:: WRITTEN INSTRUCTION ::
Copy the records below exactly, omitting any pictures they contain.
— START OF INPUT —
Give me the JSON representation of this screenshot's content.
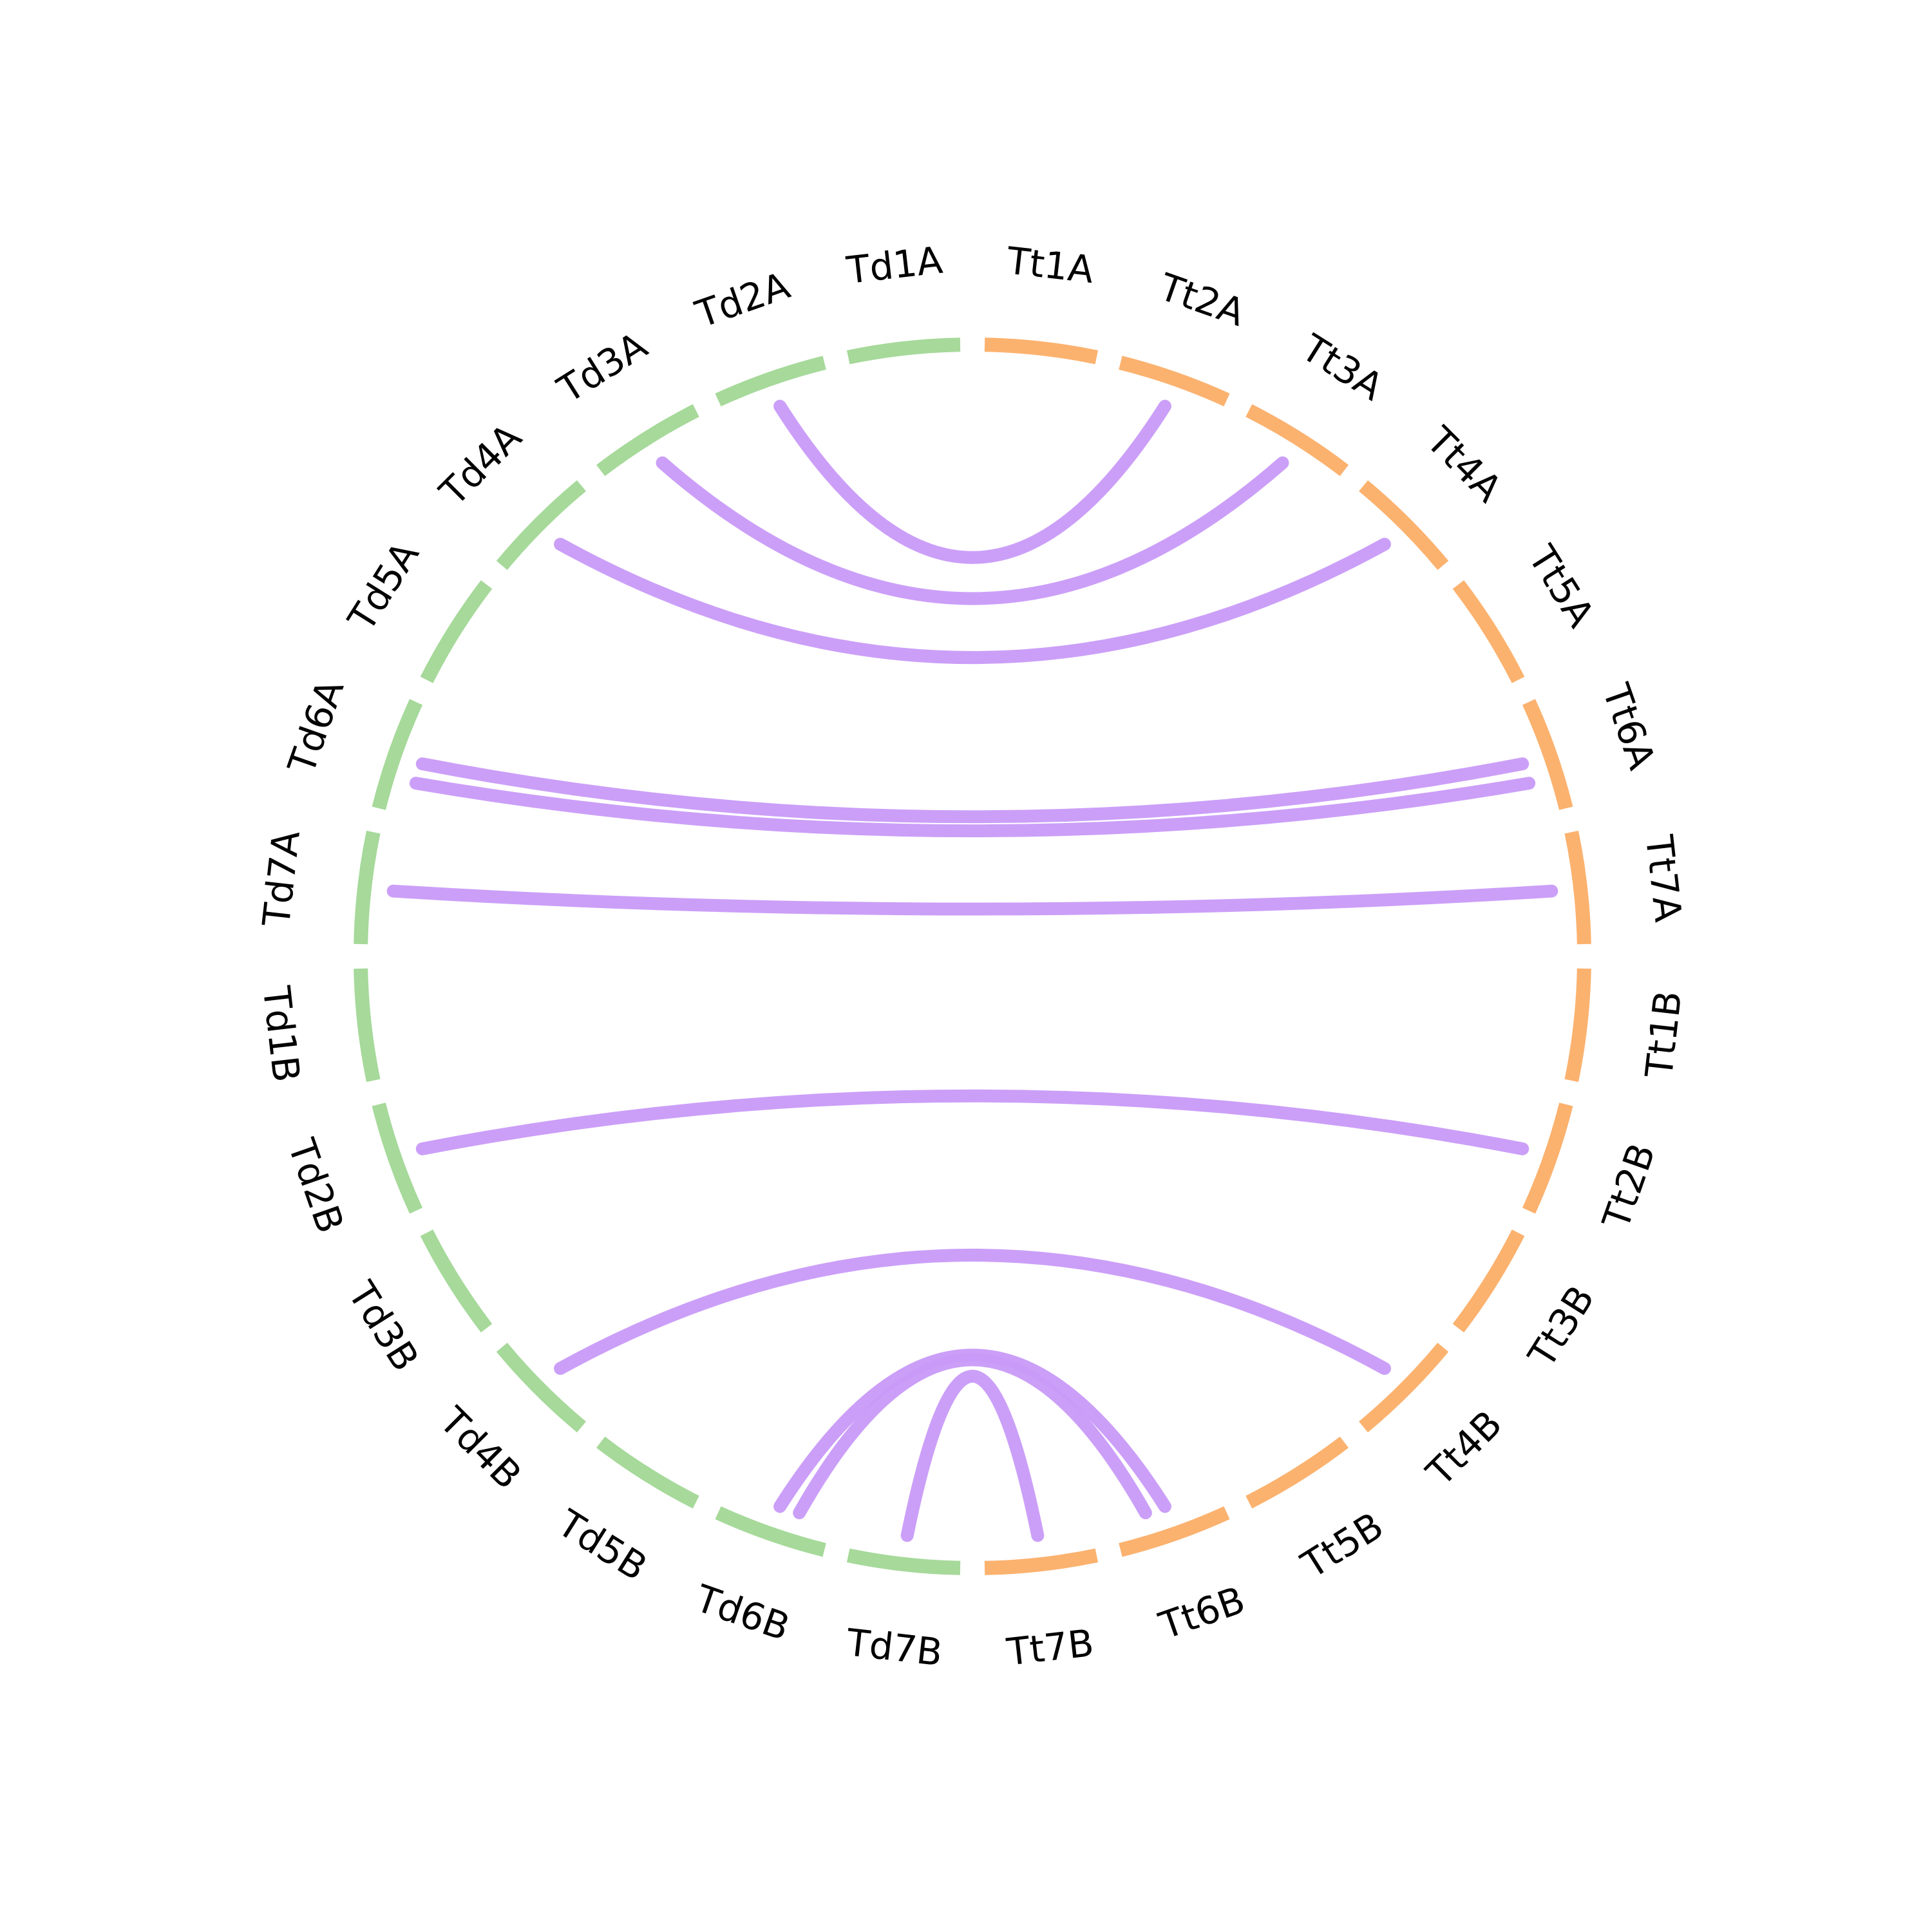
{
  "colors": {
    "group_td": "#a6d99a",
    "group_tt": "#fbb26f",
    "link": "#c89af8",
    "label": "#000000",
    "background": "#ffffff"
  },
  "segments": [
    {
      "id": "Td1A",
      "label": "Td1A",
      "group": "td"
    },
    {
      "id": "Td2A",
      "label": "Td2A",
      "group": "td"
    },
    {
      "id": "Td3A",
      "label": "Td3A",
      "group": "td"
    },
    {
      "id": "Td4A",
      "label": "Td4A",
      "group": "td"
    },
    {
      "id": "Td5A",
      "label": "Td5A",
      "group": "td"
    },
    {
      "id": "Td6A",
      "label": "Td6A",
      "group": "td"
    },
    {
      "id": "Td7A",
      "label": "Td7A",
      "group": "td"
    },
    {
      "id": "Td1B",
      "label": "Td1B",
      "group": "td"
    },
    {
      "id": "Td2B",
      "label": "Td2B",
      "group": "td"
    },
    {
      "id": "Td3B",
      "label": "Td3B",
      "group": "td"
    },
    {
      "id": "Td4B",
      "label": "Td4B",
      "group": "td"
    },
    {
      "id": "Td5B",
      "label": "Td5B",
      "group": "td"
    },
    {
      "id": "Td6B",
      "label": "Td6B",
      "group": "td"
    },
    {
      "id": "Td7B",
      "label": "Td7B",
      "group": "td"
    },
    {
      "id": "Tt1A",
      "label": "Tt1A",
      "group": "tt"
    },
    {
      "id": "Tt2A",
      "label": "Tt2A",
      "group": "tt"
    },
    {
      "id": "Tt3A",
      "label": "Tt3A",
      "group": "tt"
    },
    {
      "id": "Tt4A",
      "label": "Tt4A",
      "group": "tt"
    },
    {
      "id": "Tt5A",
      "label": "Tt5A",
      "group": "tt"
    },
    {
      "id": "Tt6A",
      "label": "Tt6A",
      "group": "tt"
    },
    {
      "id": "Tt7A",
      "label": "Tt7A",
      "group": "tt"
    },
    {
      "id": "Tt1B",
      "label": "Tt1B",
      "group": "tt"
    },
    {
      "id": "Tt2B",
      "label": "Tt2B",
      "group": "tt"
    },
    {
      "id": "Tt3B",
      "label": "Tt3B",
      "group": "tt"
    },
    {
      "id": "Tt4B",
      "label": "Tt4B",
      "group": "tt"
    },
    {
      "id": "Tt5B",
      "label": "Tt5B",
      "group": "tt"
    },
    {
      "id": "Tt6B",
      "label": "Tt6B",
      "group": "tt"
    },
    {
      "id": "Tt7B",
      "label": "Tt7B",
      "group": "tt"
    }
  ],
  "links": [
    {
      "from": "Td2A",
      "to": "Tt2A"
    },
    {
      "from": "Td3A",
      "to": "Tt3A"
    },
    {
      "from": "Td4A",
      "to": "Tt4A"
    },
    {
      "from": "Td6A",
      "to": "Tt6A"
    },
    {
      "from": "Td6A",
      "to": "Tt6A"
    },
    {
      "from": "Td7A",
      "to": "Tt7A"
    },
    {
      "from": "Td2B",
      "to": "Tt2B"
    },
    {
      "from": "Td4B",
      "to": "Tt4B"
    },
    {
      "from": "Td6B",
      "to": "Tt6B"
    },
    {
      "from": "Td6B",
      "to": "Tt6B"
    },
    {
      "from": "Td7B",
      "to": "Tt7B"
    }
  ]
}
— END OF INPUT —
:: CORRECT OUTPUT ::
Give me the JSON representation of this screenshot's content.
{
  "colors": {
    "group_td": "#a6d99a",
    "group_tt": "#fbb26f",
    "link": "#c89af8",
    "label": "#000000",
    "background": "#ffffff"
  },
  "segments": [
    {
      "id": "Td1A",
      "label": "Td1A",
      "group": "td"
    },
    {
      "id": "Td2A",
      "label": "Td2A",
      "group": "td"
    },
    {
      "id": "Td3A",
      "label": "Td3A",
      "group": "td"
    },
    {
      "id": "Td4A",
      "label": "Td4A",
      "group": "td"
    },
    {
      "id": "Td5A",
      "label": "Td5A",
      "group": "td"
    },
    {
      "id": "Td6A",
      "label": "Td6A",
      "group": "td"
    },
    {
      "id": "Td7A",
      "label": "Td7A",
      "group": "td"
    },
    {
      "id": "Td1B",
      "label": "Td1B",
      "group": "td"
    },
    {
      "id": "Td2B",
      "label": "Td2B",
      "group": "td"
    },
    {
      "id": "Td3B",
      "label": "Td3B",
      "group": "td"
    },
    {
      "id": "Td4B",
      "label": "Td4B",
      "group": "td"
    },
    {
      "id": "Td5B",
      "label": "Td5B",
      "group": "td"
    },
    {
      "id": "Td6B",
      "label": "Td6B",
      "group": "td"
    },
    {
      "id": "Td7B",
      "label": "Td7B",
      "group": "td"
    },
    {
      "id": "Tt1A",
      "label": "Tt1A",
      "group": "tt"
    },
    {
      "id": "Tt2A",
      "label": "Tt2A",
      "group": "tt"
    },
    {
      "id": "Tt3A",
      "label": "Tt3A",
      "group": "tt"
    },
    {
      "id": "Tt4A",
      "label": "Tt4A",
      "group": "tt"
    },
    {
      "id": "Tt5A",
      "label": "Tt5A",
      "group": "tt"
    },
    {
      "id": "Tt6A",
      "label": "Tt6A",
      "group": "tt"
    },
    {
      "id": "Tt7A",
      "label": "Tt7A",
      "group": "tt"
    },
    {
      "id": "Tt1B",
      "label": "Tt1B",
      "group": "tt"
    },
    {
      "id": "Tt2B",
      "label": "Tt2B",
      "group": "tt"
    },
    {
      "id": "Tt3B",
      "label": "Tt3B",
      "group": "tt"
    },
    {
      "id": "Tt4B",
      "label": "Tt4B",
      "group": "tt"
    },
    {
      "id": "Tt5B",
      "label": "Tt5B",
      "group": "tt"
    },
    {
      "id": "Tt6B",
      "label": "Tt6B",
      "group": "tt"
    },
    {
      "id": "Tt7B",
      "label": "Tt7B",
      "group": "tt"
    }
  ],
  "links": [
    {
      "from": "Td2A",
      "to": "Tt2A"
    },
    {
      "from": "Td3A",
      "to": "Tt3A"
    },
    {
      "from": "Td4A",
      "to": "Tt4A"
    },
    {
      "from": "Td6A",
      "to": "Tt6A"
    },
    {
      "from": "Td6A",
      "to": "Tt6A"
    },
    {
      "from": "Td7A",
      "to": "Tt7A"
    },
    {
      "from": "Td2B",
      "to": "Tt2B"
    },
    {
      "from": "Td4B",
      "to": "Tt4B"
    },
    {
      "from": "Td6B",
      "to": "Tt6B"
    },
    {
      "from": "Td6B",
      "to": "Tt6B"
    },
    {
      "from": "Td7B",
      "to": "Tt7B"
    }
  ]
}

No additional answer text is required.